▶ _What the task asks_:
Output all records precisely as written.

= = =

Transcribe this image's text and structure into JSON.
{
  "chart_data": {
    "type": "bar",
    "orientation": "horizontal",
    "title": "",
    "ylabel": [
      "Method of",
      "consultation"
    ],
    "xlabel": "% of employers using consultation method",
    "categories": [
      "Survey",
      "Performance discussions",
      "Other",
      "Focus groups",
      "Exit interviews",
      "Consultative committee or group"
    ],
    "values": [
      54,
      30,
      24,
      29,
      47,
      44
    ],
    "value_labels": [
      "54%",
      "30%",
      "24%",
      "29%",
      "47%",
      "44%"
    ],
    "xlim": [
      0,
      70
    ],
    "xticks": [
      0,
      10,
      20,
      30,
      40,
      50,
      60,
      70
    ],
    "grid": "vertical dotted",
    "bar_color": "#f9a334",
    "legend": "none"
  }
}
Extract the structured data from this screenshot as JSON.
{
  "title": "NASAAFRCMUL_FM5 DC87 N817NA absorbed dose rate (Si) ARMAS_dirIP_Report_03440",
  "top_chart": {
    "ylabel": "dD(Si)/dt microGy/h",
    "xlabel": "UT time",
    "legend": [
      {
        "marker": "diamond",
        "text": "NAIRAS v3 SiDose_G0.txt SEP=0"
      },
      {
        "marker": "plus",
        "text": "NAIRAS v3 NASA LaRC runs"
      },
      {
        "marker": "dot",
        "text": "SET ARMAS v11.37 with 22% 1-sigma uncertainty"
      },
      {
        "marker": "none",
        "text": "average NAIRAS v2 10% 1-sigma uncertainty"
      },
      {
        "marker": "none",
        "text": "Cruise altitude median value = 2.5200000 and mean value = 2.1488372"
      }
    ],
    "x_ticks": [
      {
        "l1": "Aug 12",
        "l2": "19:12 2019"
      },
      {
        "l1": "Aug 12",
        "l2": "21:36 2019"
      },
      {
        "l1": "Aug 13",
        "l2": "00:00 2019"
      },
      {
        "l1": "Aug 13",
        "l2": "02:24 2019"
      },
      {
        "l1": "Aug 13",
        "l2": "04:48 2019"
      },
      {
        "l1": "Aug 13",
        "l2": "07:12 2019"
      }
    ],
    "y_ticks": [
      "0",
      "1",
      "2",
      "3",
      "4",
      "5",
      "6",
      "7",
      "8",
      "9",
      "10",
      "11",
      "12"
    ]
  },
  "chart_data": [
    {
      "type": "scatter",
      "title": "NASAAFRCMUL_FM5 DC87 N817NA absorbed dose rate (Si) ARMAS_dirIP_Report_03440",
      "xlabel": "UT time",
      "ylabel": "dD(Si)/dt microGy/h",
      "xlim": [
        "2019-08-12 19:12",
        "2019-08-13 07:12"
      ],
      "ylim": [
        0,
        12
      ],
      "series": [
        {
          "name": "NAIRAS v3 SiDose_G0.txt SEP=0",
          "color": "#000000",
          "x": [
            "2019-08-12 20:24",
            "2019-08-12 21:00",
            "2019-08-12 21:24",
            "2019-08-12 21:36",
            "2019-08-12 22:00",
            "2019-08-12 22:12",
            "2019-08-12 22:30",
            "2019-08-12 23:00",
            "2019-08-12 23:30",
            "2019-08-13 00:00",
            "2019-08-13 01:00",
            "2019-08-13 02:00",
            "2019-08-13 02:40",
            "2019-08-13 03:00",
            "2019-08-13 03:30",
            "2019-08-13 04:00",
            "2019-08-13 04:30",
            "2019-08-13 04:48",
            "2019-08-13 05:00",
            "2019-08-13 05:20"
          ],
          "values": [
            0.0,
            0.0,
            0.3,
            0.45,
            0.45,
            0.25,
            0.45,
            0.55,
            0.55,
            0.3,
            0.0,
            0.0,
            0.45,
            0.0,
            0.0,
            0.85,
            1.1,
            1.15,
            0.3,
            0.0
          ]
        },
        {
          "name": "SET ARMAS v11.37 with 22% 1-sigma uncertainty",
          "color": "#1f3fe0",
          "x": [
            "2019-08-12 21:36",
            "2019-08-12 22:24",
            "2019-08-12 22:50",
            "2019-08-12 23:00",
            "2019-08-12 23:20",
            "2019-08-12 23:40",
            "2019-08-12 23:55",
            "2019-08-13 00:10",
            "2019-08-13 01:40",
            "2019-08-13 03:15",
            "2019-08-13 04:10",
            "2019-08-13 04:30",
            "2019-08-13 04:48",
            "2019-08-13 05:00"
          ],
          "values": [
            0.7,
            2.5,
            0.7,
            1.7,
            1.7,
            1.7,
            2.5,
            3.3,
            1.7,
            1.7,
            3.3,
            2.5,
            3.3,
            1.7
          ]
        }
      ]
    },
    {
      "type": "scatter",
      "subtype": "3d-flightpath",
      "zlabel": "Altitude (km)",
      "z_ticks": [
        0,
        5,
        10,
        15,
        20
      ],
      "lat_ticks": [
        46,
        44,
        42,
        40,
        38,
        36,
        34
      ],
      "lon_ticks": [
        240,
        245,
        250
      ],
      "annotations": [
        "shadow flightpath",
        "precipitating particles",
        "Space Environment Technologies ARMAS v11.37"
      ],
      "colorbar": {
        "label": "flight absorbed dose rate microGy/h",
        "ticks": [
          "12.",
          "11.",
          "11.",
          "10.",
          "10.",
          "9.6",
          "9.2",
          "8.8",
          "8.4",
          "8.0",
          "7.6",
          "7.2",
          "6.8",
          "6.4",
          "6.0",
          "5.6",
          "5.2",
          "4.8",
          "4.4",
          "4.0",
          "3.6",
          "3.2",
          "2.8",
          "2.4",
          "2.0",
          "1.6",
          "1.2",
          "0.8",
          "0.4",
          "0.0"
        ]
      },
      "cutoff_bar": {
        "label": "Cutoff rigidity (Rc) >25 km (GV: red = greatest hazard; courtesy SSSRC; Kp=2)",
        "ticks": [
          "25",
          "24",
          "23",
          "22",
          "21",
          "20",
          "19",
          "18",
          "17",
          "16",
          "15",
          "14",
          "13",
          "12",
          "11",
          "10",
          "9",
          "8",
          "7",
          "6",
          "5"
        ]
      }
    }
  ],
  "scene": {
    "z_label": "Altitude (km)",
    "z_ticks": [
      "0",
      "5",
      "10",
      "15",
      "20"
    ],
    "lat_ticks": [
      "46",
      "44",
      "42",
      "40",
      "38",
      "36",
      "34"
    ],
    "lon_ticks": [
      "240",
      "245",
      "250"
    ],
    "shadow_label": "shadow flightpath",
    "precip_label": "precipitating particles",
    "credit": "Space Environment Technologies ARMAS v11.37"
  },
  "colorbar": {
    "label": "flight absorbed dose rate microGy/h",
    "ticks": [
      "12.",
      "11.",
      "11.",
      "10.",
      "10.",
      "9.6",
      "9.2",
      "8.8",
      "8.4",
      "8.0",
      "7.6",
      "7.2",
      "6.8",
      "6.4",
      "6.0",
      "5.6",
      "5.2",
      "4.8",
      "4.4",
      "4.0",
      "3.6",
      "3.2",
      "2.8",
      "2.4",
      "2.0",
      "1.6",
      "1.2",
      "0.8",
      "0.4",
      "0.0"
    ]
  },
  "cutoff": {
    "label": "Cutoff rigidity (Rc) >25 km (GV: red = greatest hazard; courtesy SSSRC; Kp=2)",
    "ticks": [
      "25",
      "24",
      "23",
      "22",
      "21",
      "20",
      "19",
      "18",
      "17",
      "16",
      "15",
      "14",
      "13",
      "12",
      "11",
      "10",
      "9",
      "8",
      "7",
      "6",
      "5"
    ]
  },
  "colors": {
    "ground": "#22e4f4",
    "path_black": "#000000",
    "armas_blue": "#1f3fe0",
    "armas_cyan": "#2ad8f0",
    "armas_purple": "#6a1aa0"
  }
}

= = =

▶ _Output for this exercise_:
Transcribe this image's text and structure into JSON.
{
  "chart_data": {
    "type": "bar",
    "orientation": "horizontal",
    "title": "",
    "ylabel": [
      "Method of",
      "consultation"
    ],
    "xlabel": "% of employers using consultation method",
    "categories": [
      "Survey",
      "Performance discussions",
      "Other",
      "Focus groups",
      "Exit interviews",
      "Consultative committee or group"
    ],
    "values": [
      54,
      30,
      24,
      29,
      47,
      44
    ],
    "value_labels": [
      "54%",
      "30%",
      "24%",
      "29%",
      "47%",
      "44%"
    ],
    "xlim": [
      0,
      70
    ],
    "xticks": [
      0,
      10,
      20,
      30,
      40,
      50,
      60,
      70
    ],
    "grid": "vertical dotted",
    "bar_color": "#f9a334",
    "legend": "none"
  }
}
Extract the structured data from this screenshot as JSON.
{
  "title": "NASAAFRCMUL_FM5 DC87 N817NA absorbed dose rate (Si) ARMAS_dirIP_Report_03440",
  "top_chart": {
    "ylabel": "dD(Si)/dt microGy/h",
    "xlabel": "UT time",
    "legend": [
      {
        "marker": "diamond",
        "text": "NAIRAS v3 SiDose_G0.txt SEP=0"
      },
      {
        "marker": "plus",
        "text": "NAIRAS v3 NASA LaRC runs"
      },
      {
        "marker": "dot",
        "text": "SET ARMAS v11.37 with 22% 1-sigma uncertainty"
      },
      {
        "marker": "none",
        "text": "average NAIRAS v2 10% 1-sigma uncertainty"
      },
      {
        "marker": "none",
        "text": "Cruise altitude median value = 2.5200000 and mean value = 2.1488372"
      }
    ],
    "x_ticks": [
      {
        "l1": "Aug 12",
        "l2": "19:12 2019"
      },
      {
        "l1": "Aug 12",
        "l2": "21:36 2019"
      },
      {
        "l1": "Aug 13",
        "l2": "00:00 2019"
      },
      {
        "l1": "Aug 13",
        "l2": "02:24 2019"
      },
      {
        "l1": "Aug 13",
        "l2": "04:48 2019"
      },
      {
        "l1": "Aug 13",
        "l2": "07:12 2019"
      }
    ],
    "y_ticks": [
      "0",
      "1",
      "2",
      "3",
      "4",
      "5",
      "6",
      "7",
      "8",
      "9",
      "10",
      "11",
      "12"
    ]
  },
  "chart_data": [
    {
      "type": "scatter",
      "title": "NASAAFRCMUL_FM5 DC87 N817NA absorbed dose rate (Si) ARMAS_dirIP_Report_03440",
      "xlabel": "UT time",
      "ylabel": "dD(Si)/dt microGy/h",
      "xlim": [
        "2019-08-12 19:12",
        "2019-08-13 07:12"
      ],
      "ylim": [
        0,
        12
      ],
      "series": [
        {
          "name": "NAIRAS v3 SiDose_G0.txt SEP=0",
          "color": "#000000",
          "x": [
            "2019-08-12 20:24",
            "2019-08-12 21:00",
            "2019-08-12 21:24",
            "2019-08-12 21:36",
            "2019-08-12 22:00",
            "2019-08-12 22:12",
            "2019-08-12 22:30",
            "2019-08-12 23:00",
            "2019-08-12 23:30",
            "2019-08-13 00:00",
            "2019-08-13 01:00",
            "2019-08-13 02:00",
            "2019-08-13 02:40",
            "2019-08-13 03:00",
            "2019-08-13 03:30",
            "2019-08-13 04:00",
            "2019-08-13 04:30",
            "2019-08-13 04:48",
            "2019-08-13 05:00",
            "2019-08-13 05:20"
          ],
          "values": [
            0.0,
            0.0,
            0.3,
            0.45,
            0.45,
            0.25,
            0.45,
            0.55,
            0.55,
            0.3,
            0.0,
            0.0,
            0.45,
            0.0,
            0.0,
            0.85,
            1.1,
            1.15,
            0.3,
            0.0
          ]
        },
        {
          "name": "SET ARMAS v11.37 with 22% 1-sigma uncertainty",
          "color": "#1f3fe0",
          "x": [
            "2019-08-12 21:36",
            "2019-08-12 22:24",
            "2019-08-12 22:50",
            "2019-08-12 23:00",
            "2019-08-12 23:20",
            "2019-08-12 23:40",
            "2019-08-12 23:55",
            "2019-08-13 00:10",
            "2019-08-13 01:40",
            "2019-08-13 03:15",
            "2019-08-13 04:10",
            "2019-08-13 04:30",
            "2019-08-13 04:48",
            "2019-08-13 05:00"
          ],
          "values": [
            0.7,
            2.5,
            0.7,
            1.7,
            1.7,
            1.7,
            2.5,
            3.3,
            1.7,
            1.7,
            3.3,
            2.5,
            3.3,
            1.7
          ]
        }
      ]
    },
    {
      "type": "scatter",
      "subtype": "3d-flightpath",
      "zlabel": "Altitude (km)",
      "z_ticks": [
        0,
        5,
        10,
        15,
        20
      ],
      "lat_ticks": [
        46,
        44,
        42,
        40,
        38,
        36,
        34
      ],
      "lon_ticks": [
        240,
        245,
        250
      ],
      "annotations": [
        "shadow flightpath",
        "precipitating particles",
        "Space Environment Technologies ARMAS v11.37"
      ],
      "colorbar": {
        "label": "flight absorbed dose rate microGy/h",
        "ticks": [
          "12.",
          "11.",
          "11.",
          "10.",
          "10.",
          "9.6",
          "9.2",
          "8.8",
          "8.4",
          "8.0",
          "7.6",
          "7.2",
          "6.8",
          "6.4",
          "6.0",
          "5.6",
          "5.2",
          "4.8",
          "4.4",
          "4.0",
          "3.6",
          "3.2",
          "2.8",
          "2.4",
          "2.0",
          "1.6",
          "1.2",
          "0.8",
          "0.4",
          "0.0"
        ]
      },
      "cutoff_bar": {
        "label": "Cutoff rigidity (Rc) >25 km (GV: red = greatest hazard; courtesy SSSRC; Kp=2)",
        "ticks": [
          "25",
          "24",
          "23",
          "22",
          "21",
          "20",
          "19",
          "18",
          "17",
          "16",
          "15",
          "14",
          "13",
          "12",
          "11",
          "10",
          "9",
          "8",
          "7",
          "6",
          "5"
        ]
      }
    }
  ],
  "scene": {
    "z_label": "Altitude (km)",
    "z_ticks": [
      "0",
      "5",
      "10",
      "15",
      "20"
    ],
    "lat_ticks": [
      "46",
      "44",
      "42",
      "40",
      "38",
      "36",
      "34"
    ],
    "lon_ticks": [
      "240",
      "245",
      "250"
    ],
    "shadow_label": "shadow flightpath",
    "precip_label": "precipitating particles",
    "credit": "Space Environment Technologies ARMAS v11.37"
  },
  "colorbar": {
    "label": "flight absorbed dose rate microGy/h",
    "ticks": [
      "12.",
      "11.",
      "11.",
      "10.",
      "10.",
      "9.6",
      "9.2",
      "8.8",
      "8.4",
      "8.0",
      "7.6",
      "7.2",
      "6.8",
      "6.4",
      "6.0",
      "5.6",
      "5.2",
      "4.8",
      "4.4",
      "4.0",
      "3.6",
      "3.2",
      "2.8",
      "2.4",
      "2.0",
      "1.6",
      "1.2",
      "0.8",
      "0.4",
      "0.0"
    ]
  },
  "cutoff": {
    "label": "Cutoff rigidity (Rc) >25 km (GV: red = greatest hazard; courtesy SSSRC; Kp=2)",
    "ticks": [
      "25",
      "24",
      "23",
      "22",
      "21",
      "20",
      "19",
      "18",
      "17",
      "16",
      "15",
      "14",
      "13",
      "12",
      "11",
      "10",
      "9",
      "8",
      "7",
      "6",
      "5"
    ]
  },
  "colors": {
    "ground": "#22e4f4",
    "path_black": "#000000",
    "armas_blue": "#1f3fe0",
    "armas_cyan": "#2ad8f0",
    "armas_purple": "#6a1aa0"
  }
}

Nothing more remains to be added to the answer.